» Goal
Reproduce each of the items below verbatim, without changing a single character.

» Source records

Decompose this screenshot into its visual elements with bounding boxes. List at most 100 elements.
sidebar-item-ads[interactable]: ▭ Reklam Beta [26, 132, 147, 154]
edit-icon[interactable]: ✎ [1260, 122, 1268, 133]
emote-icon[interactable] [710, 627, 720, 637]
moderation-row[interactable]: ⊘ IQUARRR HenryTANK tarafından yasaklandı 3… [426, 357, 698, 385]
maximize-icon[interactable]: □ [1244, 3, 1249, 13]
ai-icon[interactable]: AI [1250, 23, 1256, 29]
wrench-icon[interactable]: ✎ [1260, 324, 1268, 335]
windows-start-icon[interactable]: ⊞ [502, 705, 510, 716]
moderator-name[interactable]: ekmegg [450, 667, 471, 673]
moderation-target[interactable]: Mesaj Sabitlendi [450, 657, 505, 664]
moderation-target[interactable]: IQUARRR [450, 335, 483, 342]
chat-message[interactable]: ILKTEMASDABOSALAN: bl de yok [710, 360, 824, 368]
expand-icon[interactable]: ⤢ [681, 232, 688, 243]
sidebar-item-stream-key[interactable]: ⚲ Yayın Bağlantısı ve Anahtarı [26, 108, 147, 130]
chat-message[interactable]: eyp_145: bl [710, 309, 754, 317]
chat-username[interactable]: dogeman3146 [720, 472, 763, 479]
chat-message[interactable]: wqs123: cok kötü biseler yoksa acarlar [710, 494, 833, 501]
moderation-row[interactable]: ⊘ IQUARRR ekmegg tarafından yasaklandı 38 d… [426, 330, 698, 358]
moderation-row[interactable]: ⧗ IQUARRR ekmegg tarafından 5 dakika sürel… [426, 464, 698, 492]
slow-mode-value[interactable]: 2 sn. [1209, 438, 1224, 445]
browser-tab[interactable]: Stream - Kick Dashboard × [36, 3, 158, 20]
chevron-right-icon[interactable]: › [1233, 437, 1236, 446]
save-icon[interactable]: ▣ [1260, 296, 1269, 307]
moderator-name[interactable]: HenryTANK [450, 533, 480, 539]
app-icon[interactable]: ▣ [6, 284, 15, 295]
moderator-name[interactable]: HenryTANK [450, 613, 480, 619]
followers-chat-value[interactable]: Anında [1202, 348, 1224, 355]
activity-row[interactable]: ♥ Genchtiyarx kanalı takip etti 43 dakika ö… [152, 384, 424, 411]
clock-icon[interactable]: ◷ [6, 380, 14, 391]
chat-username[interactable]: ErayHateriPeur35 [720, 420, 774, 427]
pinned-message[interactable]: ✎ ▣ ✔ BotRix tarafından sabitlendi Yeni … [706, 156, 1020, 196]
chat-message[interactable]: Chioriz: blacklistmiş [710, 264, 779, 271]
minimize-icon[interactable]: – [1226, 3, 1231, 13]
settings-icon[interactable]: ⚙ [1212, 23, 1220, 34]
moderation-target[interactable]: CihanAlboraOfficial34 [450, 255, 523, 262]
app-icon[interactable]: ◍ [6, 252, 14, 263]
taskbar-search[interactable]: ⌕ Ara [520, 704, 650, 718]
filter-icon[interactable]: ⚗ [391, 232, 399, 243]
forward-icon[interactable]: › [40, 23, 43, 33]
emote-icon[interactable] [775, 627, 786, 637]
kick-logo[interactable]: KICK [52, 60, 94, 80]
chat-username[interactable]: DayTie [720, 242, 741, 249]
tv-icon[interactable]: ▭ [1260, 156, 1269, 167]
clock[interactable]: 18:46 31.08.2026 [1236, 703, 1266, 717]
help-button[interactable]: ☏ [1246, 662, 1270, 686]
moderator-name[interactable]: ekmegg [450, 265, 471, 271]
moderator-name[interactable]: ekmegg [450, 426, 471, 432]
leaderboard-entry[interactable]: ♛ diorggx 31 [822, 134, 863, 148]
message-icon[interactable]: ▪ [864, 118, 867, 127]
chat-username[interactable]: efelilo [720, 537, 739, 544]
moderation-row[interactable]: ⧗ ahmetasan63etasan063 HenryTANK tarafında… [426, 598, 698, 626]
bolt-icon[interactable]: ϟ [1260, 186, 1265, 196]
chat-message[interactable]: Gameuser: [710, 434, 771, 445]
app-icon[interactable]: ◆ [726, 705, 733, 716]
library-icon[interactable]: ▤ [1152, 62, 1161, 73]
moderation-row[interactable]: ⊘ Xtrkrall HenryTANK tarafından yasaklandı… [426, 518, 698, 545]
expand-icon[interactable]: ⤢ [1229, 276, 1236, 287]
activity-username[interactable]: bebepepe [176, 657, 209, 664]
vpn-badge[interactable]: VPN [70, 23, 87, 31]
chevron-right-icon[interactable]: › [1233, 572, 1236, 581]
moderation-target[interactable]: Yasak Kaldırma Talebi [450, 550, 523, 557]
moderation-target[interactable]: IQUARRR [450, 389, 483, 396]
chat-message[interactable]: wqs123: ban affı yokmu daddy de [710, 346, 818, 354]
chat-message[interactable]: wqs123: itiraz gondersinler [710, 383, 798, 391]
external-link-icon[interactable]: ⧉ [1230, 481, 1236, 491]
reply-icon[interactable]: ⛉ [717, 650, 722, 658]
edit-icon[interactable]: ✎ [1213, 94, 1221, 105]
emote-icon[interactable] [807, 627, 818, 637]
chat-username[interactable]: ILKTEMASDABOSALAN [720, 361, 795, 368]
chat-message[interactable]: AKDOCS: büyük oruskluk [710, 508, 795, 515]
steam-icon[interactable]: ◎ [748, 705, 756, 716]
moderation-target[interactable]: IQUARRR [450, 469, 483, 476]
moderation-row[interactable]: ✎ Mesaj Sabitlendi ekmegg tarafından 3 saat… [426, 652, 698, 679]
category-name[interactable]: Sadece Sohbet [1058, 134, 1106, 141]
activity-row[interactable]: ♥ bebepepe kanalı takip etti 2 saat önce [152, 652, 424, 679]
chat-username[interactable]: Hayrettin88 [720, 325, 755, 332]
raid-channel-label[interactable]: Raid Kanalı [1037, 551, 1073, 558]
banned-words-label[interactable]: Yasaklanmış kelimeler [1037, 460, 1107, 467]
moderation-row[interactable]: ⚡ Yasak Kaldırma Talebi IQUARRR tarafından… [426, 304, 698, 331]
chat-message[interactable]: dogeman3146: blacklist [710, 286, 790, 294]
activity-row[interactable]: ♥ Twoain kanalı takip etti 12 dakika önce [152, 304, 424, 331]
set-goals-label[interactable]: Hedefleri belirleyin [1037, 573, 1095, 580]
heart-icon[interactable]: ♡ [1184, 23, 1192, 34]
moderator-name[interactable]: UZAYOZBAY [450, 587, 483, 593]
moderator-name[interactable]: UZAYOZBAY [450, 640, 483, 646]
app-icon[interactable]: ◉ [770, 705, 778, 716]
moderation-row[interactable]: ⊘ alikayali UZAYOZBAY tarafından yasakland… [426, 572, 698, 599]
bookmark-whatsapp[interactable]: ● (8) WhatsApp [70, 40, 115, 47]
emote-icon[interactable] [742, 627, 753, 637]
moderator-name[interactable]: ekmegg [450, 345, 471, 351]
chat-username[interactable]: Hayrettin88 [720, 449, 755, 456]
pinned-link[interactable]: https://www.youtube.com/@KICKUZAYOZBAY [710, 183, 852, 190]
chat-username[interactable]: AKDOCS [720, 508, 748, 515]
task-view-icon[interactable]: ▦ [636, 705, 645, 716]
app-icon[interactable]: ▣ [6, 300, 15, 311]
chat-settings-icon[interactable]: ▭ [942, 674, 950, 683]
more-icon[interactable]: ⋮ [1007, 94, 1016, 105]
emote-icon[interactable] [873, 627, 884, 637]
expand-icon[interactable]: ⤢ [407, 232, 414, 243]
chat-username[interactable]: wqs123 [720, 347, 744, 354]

» Written reply
Decompose this screenshot into its visual elements with bounding boxes. List at most 100 elements.
sidebar-item-ads[interactable]: ▭ Reklam Beta [26, 132, 147, 154]
edit-icon[interactable]: ✎ [1260, 122, 1268, 133]
emote-icon[interactable] [710, 627, 720, 637]
moderation-row[interactable]: ⊘ IQUARRR HenryTANK tarafından yasaklandı 3… [426, 357, 698, 385]
maximize-icon[interactable]: □ [1244, 3, 1249, 13]
ai-icon[interactable]: AI [1250, 23, 1256, 29]
wrench-icon[interactable]: ✎ [1260, 324, 1268, 335]
windows-start-icon[interactable]: ⊞ [502, 705, 510, 716]
moderator-name[interactable]: ekmegg [450, 667, 471, 673]
moderation-target[interactable]: Mesaj Sabitlendi [450, 657, 505, 664]
moderation-target[interactable]: IQUARRR [450, 335, 483, 342]
chat-message[interactable]: ILKTEMASDABOSALAN: bl de yok [710, 360, 824, 368]
expand-icon[interactable]: ⤢ [681, 232, 688, 243]
sidebar-item-stream-key[interactable]: ⚲ Yayın Bağlantısı ve Anahtarı [26, 108, 147, 130]
chat-message[interactable]: eyp_145: bl [710, 309, 754, 317]
chat-username[interactable]: dogeman3146 [720, 472, 763, 479]
chat-message[interactable]: wqs123: cok kötü biseler yoksa acarlar [710, 494, 833, 501]
moderation-row[interactable]: ⊘ IQUARRR ekmegg tarafından yasaklandı 38 d… [426, 330, 698, 358]
moderation-row[interactable]: ⧗ IQUARRR ekmegg tarafından 5 dakika sürel… [426, 464, 698, 492]
slow-mode-value[interactable]: 2 sn. [1209, 438, 1224, 445]
browser-tab[interactable]: Stream - Kick Dashboard × [36, 3, 158, 20]
chevron-right-icon[interactable]: › [1233, 437, 1236, 446]
save-icon[interactable]: ▣ [1260, 296, 1269, 307]
moderator-name[interactable]: HenryTANK [450, 533, 480, 539]
app-icon[interactable]: ▣ [6, 284, 15, 295]
moderator-name[interactable]: HenryTANK [450, 613, 480, 619]
followers-chat-value[interactable]: Anında [1202, 348, 1224, 355]
activity-row[interactable]: ♥ Genchtiyarx kanalı takip etti 43 dakika ö… [152, 384, 424, 411]
clock-icon[interactable]: ◷ [6, 380, 14, 391]
chat-username[interactable]: ErayHateriPeur35 [720, 420, 774, 427]
pinned-message[interactable]: ✎ ▣ ✔ BotRix tarafından sabitlendi Yeni … [706, 156, 1020, 196]
chat-message[interactable]: Chioriz: blacklistmiş [710, 264, 779, 271]
minimize-icon[interactable]: – [1226, 3, 1231, 13]
settings-icon[interactable]: ⚙ [1212, 23, 1220, 34]
moderation-target[interactable]: CihanAlboraOfficial34 [450, 255, 523, 262]
app-icon[interactable]: ◍ [6, 252, 14, 263]
taskbar-search[interactable]: ⌕ Ara [520, 704, 650, 718]
filter-icon[interactable]: ⚗ [391, 232, 399, 243]
forward-icon[interactable]: › [40, 23, 43, 33]
emote-icon[interactable] [775, 627, 786, 637]
kick-logo[interactable]: KICK [52, 60, 94, 80]
chat-username[interactable]: DayTie [720, 242, 741, 249]
tv-icon[interactable]: ▭ [1260, 156, 1269, 167]
clock[interactable]: 18:46 31.08.2026 [1236, 703, 1266, 717]
help-button[interactable]: ☏ [1246, 662, 1270, 686]
moderator-name[interactable]: ekmegg [450, 265, 471, 271]
moderator-name[interactable]: ekmegg [450, 426, 471, 432]
leaderboard-entry[interactable]: ♛ diorggx 31 [822, 134, 863, 148]
message-icon[interactable]: ▪ [864, 118, 867, 127]
chat-username[interactable]: efelilo [720, 537, 739, 544]
moderation-row[interactable]: ⧗ ahmetasan63etasan063 HenryTANK tarafında… [426, 598, 698, 626]
bolt-icon[interactable]: ϟ [1260, 186, 1265, 196]
chat-message[interactable]: Gameuser: [710, 434, 771, 445]
app-icon[interactable]: ◆ [726, 705, 733, 716]
library-icon[interactable]: ▤ [1152, 62, 1161, 73]
moderation-row[interactable]: ⊘ Xtrkrall HenryTANK tarafından yasaklandı… [426, 518, 698, 545]
expand-icon[interactable]: ⤢ [1229, 276, 1236, 287]
activity-username[interactable]: bebepepe [176, 657, 209, 664]
vpn-badge[interactable]: VPN [70, 23, 87, 31]
chevron-right-icon[interactable]: › [1233, 572, 1236, 581]
moderation-target[interactable]: Yasak Kaldırma Talebi [450, 550, 523, 557]
moderation-target[interactable]: IQUARRR [450, 389, 483, 396]
chat-message[interactable]: wqs123: ban affı yokmu daddy de [710, 346, 818, 354]
chat-message[interactable]: wqs123: itiraz gondersinler [710, 383, 798, 391]
external-link-icon[interactable]: ⧉ [1230, 481, 1236, 491]
reply-icon[interactable]: ⛉ [717, 650, 722, 658]
edit-icon[interactable]: ✎ [1213, 94, 1221, 105]
emote-icon[interactable] [807, 627, 818, 637]
chat-username[interactable]: ILKTEMASDABOSALAN [720, 361, 795, 368]
chat-message[interactable]: AKDOCS: büyük oruskluk [710, 508, 795, 515]
steam-icon[interactable]: ◎ [748, 705, 756, 716]
moderation-target[interactable]: IQUARRR [450, 469, 483, 476]
moderation-row[interactable]: ✎ Mesaj Sabitlendi ekmegg tarafından 3 saat… [426, 652, 698, 679]
category-name[interactable]: Sadece Sohbet [1058, 134, 1106, 141]
activity-row[interactable]: ♥ bebepepe kanalı takip etti 2 saat önce [152, 652, 424, 679]
chat-username[interactable]: Hayrettin88 [720, 325, 755, 332]
raid-channel-label[interactable]: Raid Kanalı [1037, 551, 1073, 558]
banned-words-label[interactable]: Yasaklanmış kelimeler [1037, 460, 1107, 467]
moderation-row[interactable]: ⚡ Yasak Kaldırma Talebi IQUARRR tarafından… [426, 304, 698, 331]
chat-message[interactable]: dogeman3146: blacklist [710, 286, 790, 294]
activity-row[interactable]: ♥ Twoain kanalı takip etti 12 dakika önce [152, 304, 424, 331]
set-goals-label[interactable]: Hedefleri belirleyin [1037, 573, 1095, 580]
heart-icon[interactable]: ♡ [1184, 23, 1192, 34]
moderator-name[interactable]: UZAYOZBAY [450, 587, 483, 593]
moderator-name[interactable]: UZAYOZBAY [450, 640, 483, 646]
app-icon[interactable]: ◉ [770, 705, 778, 716]
moderation-row[interactable]: ⊘ alikayali UZAYOZBAY tarafından yasakland… [426, 572, 698, 599]
bookmark-whatsapp[interactable]: ● (8) WhatsApp [70, 40, 115, 47]
emote-icon[interactable] [742, 627, 753, 637]
moderator-name[interactable]: ekmegg [450, 345, 471, 351]
chat-username[interactable]: Hayrettin88 [720, 449, 755, 456]
pinned-link[interactable]: https://www.youtube.com/@KICKUZAYOZBAY [710, 183, 852, 190]
chat-username[interactable]: AKDOCS [720, 508, 748, 515]
task-view-icon[interactable]: ▦ [636, 705, 645, 716]
app-icon[interactable]: ▣ [6, 300, 15, 311]
chat-settings-icon[interactable]: ▭ [942, 674, 950, 683]
more-icon[interactable]: ⋮ [1007, 94, 1016, 105]
emote-icon[interactable] [873, 627, 884, 637]
expand-icon[interactable]: ⤢ [407, 232, 414, 243]
chat-username[interactable]: wqs123 [720, 347, 744, 354]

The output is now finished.